--- BEGIN ---
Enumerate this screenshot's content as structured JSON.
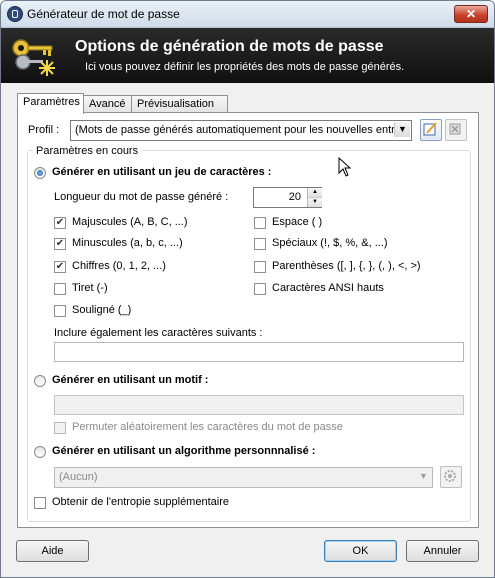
{
  "window": {
    "title": "Générateur de mot de passe",
    "close_glyph": "✕"
  },
  "banner": {
    "title": "Options de génération de mots de passe",
    "subtitle": "Ici vous pouvez définir les propriétés des mots de passe générés."
  },
  "tabs": [
    {
      "label": "Paramètres",
      "active": true
    },
    {
      "label": "Avancé",
      "active": false
    },
    {
      "label": "Prévisualisation",
      "active": false
    }
  ],
  "profile": {
    "label": "Profil :",
    "value": "(Mots de passe générés automatiquement pour les nouvelles entrée",
    "save_icon": "save-profile-icon",
    "delete_icon": "delete-profile-icon"
  },
  "group": {
    "caption": "Paramètres en cours"
  },
  "charset": {
    "radio_label": "Générer en utilisant un jeu de caractères :",
    "selected": true,
    "length_label": "Longueur du mot de passe généré :",
    "length_value": "20",
    "options": [
      {
        "label": "Majuscules (A, B, C, ...)",
        "checked": true
      },
      {
        "label": "Minuscules (a, b, c, ...)",
        "checked": true
      },
      {
        "label": "Chiffres (0, 1, 2, ...)",
        "checked": true
      },
      {
        "label": "Tiret (-)",
        "checked": false
      },
      {
        "label": "Souligné (_)",
        "checked": false
      },
      {
        "label": "Espace ( )",
        "checked": false
      },
      {
        "label": "Spéciaux (!, $, %, &, ...)",
        "checked": false
      },
      {
        "label": "Parenthèses ([, ], {, }, (, ), <, >)",
        "checked": false
      },
      {
        "label": "Caractères ANSI hauts",
        "checked": false
      }
    ],
    "include_label": "Inclure également les caractères suivants :",
    "include_value": ""
  },
  "pattern": {
    "radio_label": "Générer en utilisant un motif :",
    "selected": false,
    "value": "",
    "permute_label": "Permuter aléatoirement les caractères du mot de passe",
    "permute_checked": false
  },
  "custom": {
    "radio_label": "Générer en utilisant un algorithme personnnalisé :",
    "selected": false,
    "value": "(Aucun)",
    "settings_icon": "gear-icon"
  },
  "entropy": {
    "label": "Obtenir de l'entropie supplémentaire",
    "checked": false
  },
  "buttons": {
    "help": "Aide",
    "ok": "OK",
    "cancel": "Annuler"
  },
  "colors": {
    "banner_bg": "#161616",
    "accent": "#1f5fb3",
    "close": "#c9452d"
  }
}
--- END ---
What the task requires |
Each entry above should be reproduced exactly, with the pictures removed.

Solved exercise |
Enumerate this screenshot's content as structured JSON.
{
  "window": {
    "title": "Générateur de mot de passe",
    "close_glyph": "✕"
  },
  "banner": {
    "title": "Options de génération de mots de passe",
    "subtitle": "Ici vous pouvez définir les propriétés des mots de passe générés."
  },
  "tabs": [
    {
      "label": "Paramètres",
      "active": true
    },
    {
      "label": "Avancé",
      "active": false
    },
    {
      "label": "Prévisualisation",
      "active": false
    }
  ],
  "profile": {
    "label": "Profil :",
    "value": "(Mots de passe générés automatiquement pour les nouvelles entrée",
    "save_icon": "save-profile-icon",
    "delete_icon": "delete-profile-icon"
  },
  "group": {
    "caption": "Paramètres en cours"
  },
  "charset": {
    "radio_label": "Générer en utilisant un jeu de caractères :",
    "selected": true,
    "length_label": "Longueur du mot de passe généré :",
    "length_value": "20",
    "options": [
      {
        "label": "Majuscules (A, B, C, ...)",
        "checked": true
      },
      {
        "label": "Minuscules (a, b, c, ...)",
        "checked": true
      },
      {
        "label": "Chiffres (0, 1, 2, ...)",
        "checked": true
      },
      {
        "label": "Tiret (-)",
        "checked": false
      },
      {
        "label": "Souligné (_)",
        "checked": false
      },
      {
        "label": "Espace ( )",
        "checked": false
      },
      {
        "label": "Spéciaux (!, $, %, &, ...)",
        "checked": false
      },
      {
        "label": "Parenthèses ([, ], {, }, (, ), <, >)",
        "checked": false
      },
      {
        "label": "Caractères ANSI hauts",
        "checked": false
      }
    ],
    "include_label": "Inclure également les caractères suivants :",
    "include_value": ""
  },
  "pattern": {
    "radio_label": "Générer en utilisant un motif :",
    "selected": false,
    "value": "",
    "permute_label": "Permuter aléatoirement les caractères du mot de passe",
    "permute_checked": false
  },
  "custom": {
    "radio_label": "Générer en utilisant un algorithme personnnalisé :",
    "selected": false,
    "value": "(Aucun)",
    "settings_icon": "gear-icon"
  },
  "entropy": {
    "label": "Obtenir de l'entropie supplémentaire",
    "checked": false
  },
  "buttons": {
    "help": "Aide",
    "ok": "OK",
    "cancel": "Annuler"
  },
  "colors": {
    "banner_bg": "#161616",
    "accent": "#1f5fb3",
    "close": "#c9452d"
  }
}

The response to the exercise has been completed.